> Stated goal
Print the full listing exactly.

— START —

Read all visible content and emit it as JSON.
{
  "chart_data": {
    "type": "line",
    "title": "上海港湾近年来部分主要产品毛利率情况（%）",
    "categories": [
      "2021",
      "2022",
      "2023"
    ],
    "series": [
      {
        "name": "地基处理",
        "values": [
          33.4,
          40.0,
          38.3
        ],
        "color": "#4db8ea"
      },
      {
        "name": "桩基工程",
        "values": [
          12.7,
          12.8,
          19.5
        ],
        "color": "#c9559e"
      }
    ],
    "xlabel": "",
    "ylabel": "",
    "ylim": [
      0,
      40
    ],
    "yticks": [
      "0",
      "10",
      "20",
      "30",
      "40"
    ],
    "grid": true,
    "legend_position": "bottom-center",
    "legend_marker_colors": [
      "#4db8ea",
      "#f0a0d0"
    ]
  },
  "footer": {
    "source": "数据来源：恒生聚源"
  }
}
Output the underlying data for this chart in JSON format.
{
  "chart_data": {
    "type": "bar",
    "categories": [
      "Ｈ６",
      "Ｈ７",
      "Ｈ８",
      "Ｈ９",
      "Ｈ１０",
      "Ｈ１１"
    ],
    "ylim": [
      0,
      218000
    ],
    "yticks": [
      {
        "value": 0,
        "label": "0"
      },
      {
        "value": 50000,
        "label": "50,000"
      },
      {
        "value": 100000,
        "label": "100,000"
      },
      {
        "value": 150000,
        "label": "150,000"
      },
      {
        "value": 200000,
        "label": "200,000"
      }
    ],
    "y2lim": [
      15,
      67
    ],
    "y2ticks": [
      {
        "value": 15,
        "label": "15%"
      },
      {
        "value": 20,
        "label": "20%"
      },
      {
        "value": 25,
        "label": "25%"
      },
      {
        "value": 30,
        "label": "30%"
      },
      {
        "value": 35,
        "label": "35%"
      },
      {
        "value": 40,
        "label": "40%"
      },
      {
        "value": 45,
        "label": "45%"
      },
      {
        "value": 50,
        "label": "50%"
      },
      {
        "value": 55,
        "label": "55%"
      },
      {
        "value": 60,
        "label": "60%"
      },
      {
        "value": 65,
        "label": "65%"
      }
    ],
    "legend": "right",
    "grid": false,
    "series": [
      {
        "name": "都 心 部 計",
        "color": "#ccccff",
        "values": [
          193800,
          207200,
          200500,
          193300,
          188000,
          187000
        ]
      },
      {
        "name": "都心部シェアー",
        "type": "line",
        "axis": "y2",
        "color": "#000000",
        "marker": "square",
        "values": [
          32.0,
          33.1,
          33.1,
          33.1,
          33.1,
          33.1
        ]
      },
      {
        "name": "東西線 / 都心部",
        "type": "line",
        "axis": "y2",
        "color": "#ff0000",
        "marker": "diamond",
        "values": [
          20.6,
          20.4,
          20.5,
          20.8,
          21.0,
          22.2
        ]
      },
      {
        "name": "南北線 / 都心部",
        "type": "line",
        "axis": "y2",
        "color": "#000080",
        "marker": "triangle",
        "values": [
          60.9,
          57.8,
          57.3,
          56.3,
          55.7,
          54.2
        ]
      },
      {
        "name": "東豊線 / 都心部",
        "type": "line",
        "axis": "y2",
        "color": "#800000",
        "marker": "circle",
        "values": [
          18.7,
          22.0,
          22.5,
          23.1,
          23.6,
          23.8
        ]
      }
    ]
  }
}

— END —

> Problem solution
Read all visible content and emit it as JSON.
{
  "chart_data": {
    "type": "line",
    "title": "上海港湾近年来部分主要产品毛利率情况（%）",
    "categories": [
      "2021",
      "2022",
      "2023"
    ],
    "series": [
      {
        "name": "地基处理",
        "values": [
          33.4,
          40.0,
          38.3
        ],
        "color": "#4db8ea"
      },
      {
        "name": "桩基工程",
        "values": [
          12.7,
          12.8,
          19.5
        ],
        "color": "#c9559e"
      }
    ],
    "xlabel": "",
    "ylabel": "",
    "ylim": [
      0,
      40
    ],
    "yticks": [
      "0",
      "10",
      "20",
      "30",
      "40"
    ],
    "grid": true,
    "legend_position": "bottom-center",
    "legend_marker_colors": [
      "#4db8ea",
      "#f0a0d0"
    ]
  },
  "footer": {
    "source": "数据来源：恒生聚源"
  }
}
Output the underlying data for this chart in JSON format.
{
  "chart_data": {
    "type": "bar",
    "categories": [
      "Ｈ６",
      "Ｈ７",
      "Ｈ８",
      "Ｈ９",
      "Ｈ１０",
      "Ｈ１１"
    ],
    "ylim": [
      0,
      218000
    ],
    "yticks": [
      {
        "value": 0,
        "label": "0"
      },
      {
        "value": 50000,
        "label": "50,000"
      },
      {
        "value": 100000,
        "label": "100,000"
      },
      {
        "value": 150000,
        "label": "150,000"
      },
      {
        "value": 200000,
        "label": "200,000"
      }
    ],
    "y2lim": [
      15,
      67
    ],
    "y2ticks": [
      {
        "value": 15,
        "label": "15%"
      },
      {
        "value": 20,
        "label": "20%"
      },
      {
        "value": 25,
        "label": "25%"
      },
      {
        "value": 30,
        "label": "30%"
      },
      {
        "value": 35,
        "label": "35%"
      },
      {
        "value": 40,
        "label": "40%"
      },
      {
        "value": 45,
        "label": "45%"
      },
      {
        "value": 50,
        "label": "50%"
      },
      {
        "value": 55,
        "label": "55%"
      },
      {
        "value": 60,
        "label": "60%"
      },
      {
        "value": 65,
        "label": "65%"
      }
    ],
    "legend": "right",
    "grid": false,
    "series": [
      {
        "name": "都 心 部 計",
        "color": "#ccccff",
        "values": [
          193800,
          207200,
          200500,
          193300,
          188000,
          187000
        ]
      },
      {
        "name": "都心部シェアー",
        "type": "line",
        "axis": "y2",
        "color": "#000000",
        "marker": "square",
        "values": [
          32.0,
          33.1,
          33.1,
          33.1,
          33.1,
          33.1
        ]
      },
      {
        "name": "東西線 / 都心部",
        "type": "line",
        "axis": "y2",
        "color": "#ff0000",
        "marker": "diamond",
        "values": [
          20.6,
          20.4,
          20.5,
          20.8,
          21.0,
          22.2
        ]
      },
      {
        "name": "南北線 / 都心部",
        "type": "line",
        "axis": "y2",
        "color": "#000080",
        "marker": "triangle",
        "values": [
          60.9,
          57.8,
          57.3,
          56.3,
          55.7,
          54.2
        ]
      },
      {
        "name": "東豊線 / 都心部",
        "type": "line",
        "axis": "y2",
        "color": "#800000",
        "marker": "circle",
        "values": [
          18.7,
          22.0,
          22.5,
          23.1,
          23.6,
          23.8
        ]
      }
    ]
  }
}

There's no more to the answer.